Data provided |
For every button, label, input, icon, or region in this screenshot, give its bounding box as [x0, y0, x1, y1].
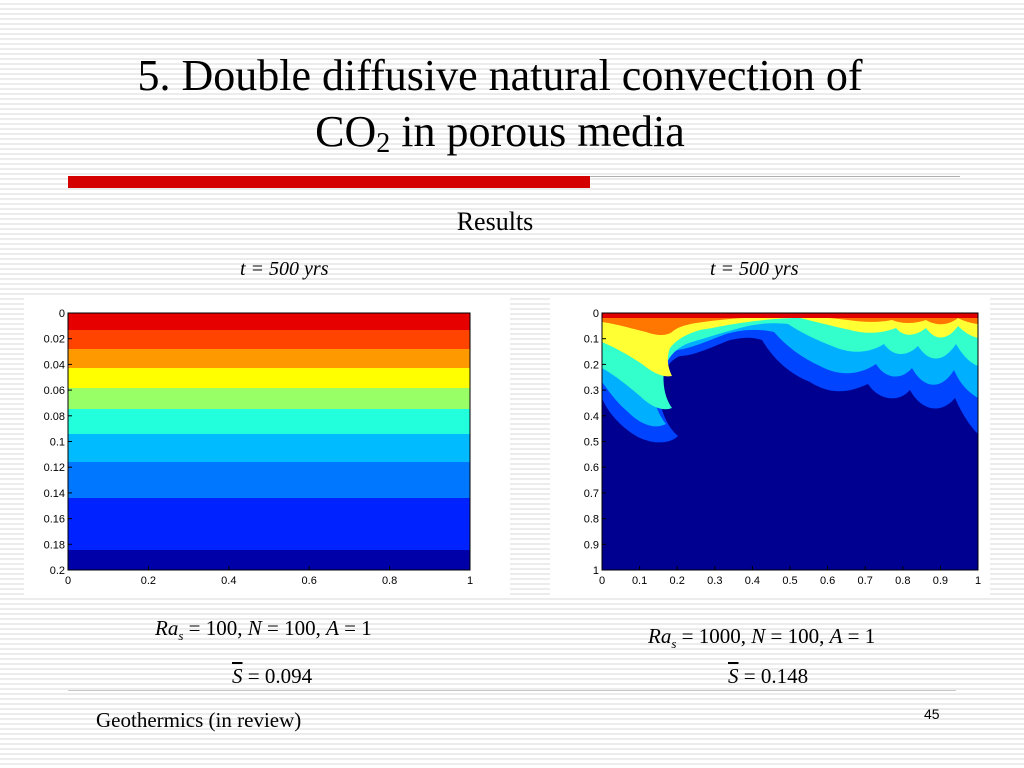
right-axis-ticks: 0 0.1 0.2 0.3 0.4 0.5 0.6 0.7 0.8 0.9 100.10.20.30…: [584, 308, 981, 587]
right-y-tick-label: 0: [593, 308, 599, 320]
left-x-tick-label: 0.4: [221, 575, 236, 587]
right-x-tick-label: 1: [975, 575, 981, 587]
right-y-tick-label: 1: [593, 565, 599, 577]
footer-citation: Geothermics (in review): [96, 708, 302, 732]
band-9: [68, 498, 470, 550]
title-line-2: CO2 in porous media: [40, 104, 960, 160]
left-x-tick-label: 1: [467, 575, 473, 587]
right-x-tick-label: 0: [599, 575, 605, 587]
left-n-value: = 100,: [261, 616, 327, 640]
right-x-tick-label: 0.6: [820, 575, 835, 587]
right-ra-symbol: Ra: [648, 624, 672, 648]
left-x-tick-label: 0.6: [302, 575, 317, 587]
band-2: [68, 330, 470, 349]
right-y-tick-label: 0.1: [584, 334, 599, 346]
left-x-tick-label: 0.2: [141, 575, 156, 587]
top-red-strip: [602, 313, 978, 318]
left-y-tick-label: 0: [59, 308, 65, 320]
left-parameters: Ras = 100, N = 100, A = 1: [155, 616, 372, 644]
band-1: [68, 313, 470, 330]
right-x-tick-label: 0.8: [895, 575, 910, 587]
right-n-value: = 100,: [765, 624, 830, 648]
band-6: [68, 409, 470, 434]
left-y-tick-label: 0.16: [44, 514, 65, 526]
right-n-symbol: N: [751, 624, 766, 648]
right-y-tick-label: 0.9: [584, 539, 599, 551]
left-contour-plot: 0 0.2 0.4 0.6 0.8 100.020.040.060.080.10.120.…: [44, 308, 473, 587]
right-x-tick-label: 0.4: [745, 575, 760, 587]
left-x-tick-label: 0: [65, 575, 71, 587]
right-y-tick-label: 0.2: [584, 359, 599, 371]
title-line-1: 5. Double diffusive natural convection o…: [137, 51, 863, 100]
right-x-tick-label: 0.5: [782, 575, 797, 587]
left-contour-bands: [68, 313, 470, 570]
band-10: [68, 550, 470, 570]
right-x-tick-label: 0.2: [670, 575, 685, 587]
left-s-value: S = 0.094: [232, 664, 312, 689]
left-y-tick-label: 0.14: [44, 488, 65, 500]
left-ra-subscript: s: [178, 628, 184, 644]
right-s-value: S = 0.148: [728, 664, 808, 689]
right-y-tick-label: 0.8: [584, 514, 599, 526]
left-y-tick-label: 0.12: [44, 462, 65, 474]
band-8: [68, 462, 470, 498]
right-y-tick-label: 0.3: [584, 385, 599, 397]
right-y-tick-label: 0.6: [584, 462, 599, 474]
right-y-tick-label: 0.4: [584, 411, 599, 423]
title-accent-bar: [68, 176, 590, 188]
right-time-label: t = 500 yrs: [710, 258, 799, 280]
slide-title: 5. Double diffusive natural convection o…: [40, 48, 960, 160]
title-rest: in porous media: [390, 107, 685, 156]
left-x-tick-label: 0.8: [382, 575, 397, 587]
left-a-value: = 1: [338, 616, 372, 640]
right-a-symbol: A: [829, 624, 843, 648]
left-axis-ticks: 0 0.2 0.4 0.6 0.8 100.020.040.060.080.10.120.…: [44, 308, 473, 587]
left-a-symbol: A: [326, 616, 339, 640]
right-x-tick-label: 0.1: [632, 575, 647, 587]
left-y-tick-label: 0.02: [44, 334, 65, 346]
right-x-tick-label: 0.7: [858, 575, 873, 587]
left-y-tick-label: 0.2: [50, 565, 65, 577]
right-y-tick-label: 0.5: [584, 437, 599, 449]
band-5: [68, 388, 470, 409]
left-s-symbol: S: [232, 664, 243, 688]
right-x-tick-label: 0.9: [933, 575, 948, 587]
left-n-symbol: N: [247, 616, 262, 640]
right-contour-plot: 0 0.1 0.2 0.3 0.4 0.5 0.6 0.7 0.8 0.9 100.10.20.30…: [584, 308, 981, 587]
left-ra-value: = 100,: [183, 616, 248, 640]
footer-divider: [68, 690, 956, 691]
right-parameters: Ras = 1000, N = 100, A = 1: [648, 624, 875, 652]
left-ra-symbol: Ra: [155, 616, 179, 640]
left-y-tick-label: 0.04: [44, 359, 65, 371]
left-y-tick-label: 0.1: [50, 437, 65, 449]
right-ra-subscript: s: [671, 636, 677, 652]
page-number: 45: [924, 706, 940, 722]
band-3: [68, 349, 470, 368]
right-y-tick-label: 0.7: [584, 488, 599, 500]
plume-yellow: [602, 313, 978, 377]
band-7: [68, 434, 470, 462]
right-ra-value: = 1000,: [676, 624, 752, 648]
left-y-tick-label: 0.08: [44, 411, 65, 423]
plume-aqua: [602, 313, 978, 410]
left-s-number: = 0.094: [242, 664, 313, 688]
title-subscript: 2: [376, 128, 391, 159]
right-x-tick-label: 0.3: [707, 575, 722, 587]
title-co: CO: [315, 107, 377, 156]
left-y-tick-label: 0.18: [44, 539, 65, 551]
plume-orange: [602, 313, 978, 335]
left-time-label: t = 500 yrs: [240, 258, 329, 280]
right-a-value: = 1: [842, 624, 876, 648]
right-s-symbol: S: [728, 664, 739, 688]
left-y-tick-label: 0.06: [44, 385, 65, 397]
results-heading: Results: [456, 207, 534, 236]
band-4: [68, 368, 470, 388]
title-divider-line: [590, 176, 960, 177]
right-s-number: = 0.148: [738, 664, 809, 688]
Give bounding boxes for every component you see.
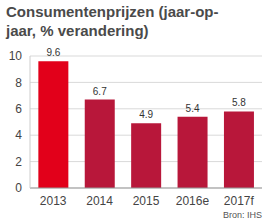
svg-text:2014: 2014 <box>86 194 113 208</box>
svg-text:5.8: 5.8 <box>232 97 246 108</box>
svg-text:4.9: 4.9 <box>139 109 153 120</box>
svg-text:10: 10 <box>9 49 23 63</box>
svg-text:4: 4 <box>15 128 22 142</box>
svg-text:0: 0 <box>15 181 22 195</box>
svg-text:6: 6 <box>15 102 22 116</box>
svg-text:2013: 2013 <box>40 194 67 208</box>
svg-text:8: 8 <box>15 76 22 90</box>
html-text:Bron: IHS: Bron: IHS <box>223 210 262 220</box>
svg-text:6.7: 6.7 <box>93 86 107 97</box>
svg-text:2015: 2015 <box>133 194 160 208</box>
svg-text:9.6: 9.6 <box>46 48 60 58</box>
svg-text:2016e: 2016e <box>176 194 210 208</box>
svg-text:5.4: 5.4 <box>186 103 200 114</box>
html-text:Consumentenprijzen (jaar-op-ja: Consumentenprijzen (jaar-op-jaar, % vera… <box>6 3 219 39</box>
svg-text:2017f: 2017f <box>224 194 255 208</box>
svg-text:2: 2 <box>15 155 22 169</box>
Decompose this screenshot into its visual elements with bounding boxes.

Task directions | Reproduce the listing above line for line, with no changes, and leave out the pictures.

Correct answer |
For every button, label, input, icon, or region in this screenshot, give its bounding box as [x0, y0, x1, y1].
right-axis-ticks: 0 0.1 0.2 0.3 0.4 0.5 0.6 0.7 0.8 0.9 100.10.20.30…: [584, 308, 981, 587]
right-y-tick-label: 0: [593, 308, 599, 320]
left-x-tick-label: 0.4: [221, 575, 236, 587]
right-x-tick-label: 1: [975, 575, 981, 587]
right-y-tick-label: 1: [593, 565, 599, 577]
footer-citation: Geothermics (in review): [96, 708, 302, 732]
band-9: [68, 498, 470, 550]
title-line-2: CO2 in porous media: [40, 104, 960, 160]
left-x-tick-label: 1: [467, 575, 473, 587]
right-x-tick-label: 0: [599, 575, 605, 587]
left-n-value: = 100,: [261, 616, 327, 640]
right-x-tick-label: 0.6: [820, 575, 835, 587]
right-ra-symbol: Ra: [648, 624, 672, 648]
left-x-tick-label: 0.6: [302, 575, 317, 587]
band-2: [68, 330, 470, 349]
right-y-tick-label: 0.1: [584, 334, 599, 346]
left-x-tick-label: 0.2: [141, 575, 156, 587]
top-red-strip: [602, 313, 978, 318]
left-y-tick-label: 0: [59, 308, 65, 320]
left-parameters: Ras = 100, N = 100, A = 1: [155, 616, 372, 644]
band-1: [68, 313, 470, 330]
right-x-tick-label: 0.8: [895, 575, 910, 587]
right-n-value: = 100,: [765, 624, 830, 648]
band-6: [68, 409, 470, 434]
left-y-tick-label: 0.16: [44, 514, 65, 526]
right-n-symbol: N: [751, 624, 766, 648]
right-y-tick-label: 0.9: [584, 539, 599, 551]
left-contour-plot: 0 0.2 0.4 0.6 0.8 100.020.040.060.080.10.120.…: [44, 308, 473, 587]
right-x-tick-label: 0.4: [745, 575, 760, 587]
left-x-tick-label: 0: [65, 575, 71, 587]
right-y-tick-label: 0.2: [584, 359, 599, 371]
title-line-1: 5. Double diffusive natural convection o…: [137, 51, 863, 100]
right-x-tick-label: 0.5: [782, 575, 797, 587]
left-contour-bands: [68, 313, 470, 570]
band-10: [68, 550, 470, 570]
right-x-tick-label: 0.2: [670, 575, 685, 587]
left-s-value: S = 0.094: [232, 664, 312, 689]
left-y-tick-label: 0.14: [44, 488, 65, 500]
left-ra-subscript: s: [178, 628, 184, 644]
right-s-value: S = 0.148: [728, 664, 808, 689]
right-y-tick-label: 0.8: [584, 514, 599, 526]
left-y-tick-label: 0.12: [44, 462, 65, 474]
band-8: [68, 462, 470, 498]
right-y-tick-label: 0.3: [584, 385, 599, 397]
right-y-tick-label: 0.6: [584, 462, 599, 474]
right-y-tick-label: 0.4: [584, 411, 599, 423]
title-accent-bar: [68, 176, 590, 188]
right-time-label: t = 500 yrs: [710, 258, 799, 280]
slide-title: 5. Double diffusive natural convection o…: [40, 48, 960, 160]
title-rest: in porous media: [390, 107, 685, 156]
left-x-tick-label: 0.8: [382, 575, 397, 587]
left-a-value: = 1: [338, 616, 372, 640]
right-a-symbol: A: [829, 624, 843, 648]
left-axis-ticks: 0 0.2 0.4 0.6 0.8 100.020.040.060.080.10.120.…: [44, 308, 473, 587]
left-a-symbol: A: [326, 616, 339, 640]
right-x-tick-label: 0.1: [632, 575, 647, 587]
left-y-tick-label: 0.02: [44, 334, 65, 346]
right-x-tick-label: 0.7: [858, 575, 873, 587]
left-y-tick-label: 0.2: [50, 565, 65, 577]
right-y-tick-label: 0.5: [584, 437, 599, 449]
band-5: [68, 388, 470, 409]
left-s-symbol: S: [232, 664, 243, 688]
right-x-tick-label: 0.9: [933, 575, 948, 587]
left-n-symbol: N: [247, 616, 262, 640]
right-contour-plot: 0 0.1 0.2 0.3 0.4 0.5 0.6 0.7 0.8 0.9 100.10.20.30…: [584, 308, 981, 587]
left-ra-value: = 100,: [183, 616, 248, 640]
footer-divider: [68, 690, 956, 691]
right-parameters: Ras = 1000, N = 100, A = 1: [648, 624, 875, 652]
left-ra-symbol: Ra: [155, 616, 179, 640]
left-y-tick-label: 0.04: [44, 359, 65, 371]
left-y-tick-label: 0.1: [50, 437, 65, 449]
right-ra-subscript: s: [671, 636, 677, 652]
page-number: 45: [924, 706, 940, 722]
band-3: [68, 349, 470, 368]
right-y-tick-label: 0.7: [584, 488, 599, 500]
plume-yellow: [602, 313, 978, 377]
band-7: [68, 434, 470, 462]
right-ra-value: = 1000,: [676, 624, 752, 648]
left-y-tick-label: 0.08: [44, 411, 65, 423]
plume-aqua: [602, 313, 978, 410]
left-s-number: = 0.094: [242, 664, 313, 688]
title-subscript: 2: [376, 128, 391, 159]
right-x-tick-label: 0.3: [707, 575, 722, 587]
title-co: CO: [315, 107, 377, 156]
left-y-tick-label: 0.18: [44, 539, 65, 551]
plume-orange: [602, 313, 978, 335]
left-time-label: t = 500 yrs: [240, 258, 329, 280]
right-a-value: = 1: [842, 624, 876, 648]
right-s-symbol: S: [728, 664, 739, 688]
left-y-tick-label: 0.06: [44, 385, 65, 397]
results-heading: Results: [456, 207, 534, 236]
band-4: [68, 368, 470, 388]
title-divider-line: [590, 176, 960, 177]
right-s-number: = 0.148: [738, 664, 809, 688]
Give bounding boxes for every component you see.
svg-text:2014: 2014 <box>86 194 113 208</box>
svg-text:5.8: 5.8 <box>232 97 246 108</box>
svg-text:4.9: 4.9 <box>139 109 153 120</box>
svg-text:10: 10 <box>9 49 23 63</box>
svg-text:4: 4 <box>15 128 22 142</box>
svg-text:0: 0 <box>15 181 22 195</box>
svg-text:6: 6 <box>15 102 22 116</box>
svg-text:2013: 2013 <box>40 194 67 208</box>
svg-text:8: 8 <box>15 76 22 90</box>
html-text:Bron: IHS: Bron: IHS <box>223 210 262 220</box>
svg-text:6.7: 6.7 <box>93 86 107 97</box>
svg-text:2015: 2015 <box>133 194 160 208</box>
svg-text:9.6: 9.6 <box>46 48 60 58</box>
svg-text:2016e: 2016e <box>176 194 210 208</box>
svg-text:5.4: 5.4 <box>186 103 200 114</box>
html-text:Consumentenprijzen (jaar-op-ja: Consumentenprijzen (jaar-op-jaar, % vera… <box>6 3 219 39</box>
svg-text:2017f: 2017f <box>224 194 255 208</box>
svg-text:2: 2 <box>15 155 22 169</box>
Decompose this screenshot into its visual elements with bounding boxes.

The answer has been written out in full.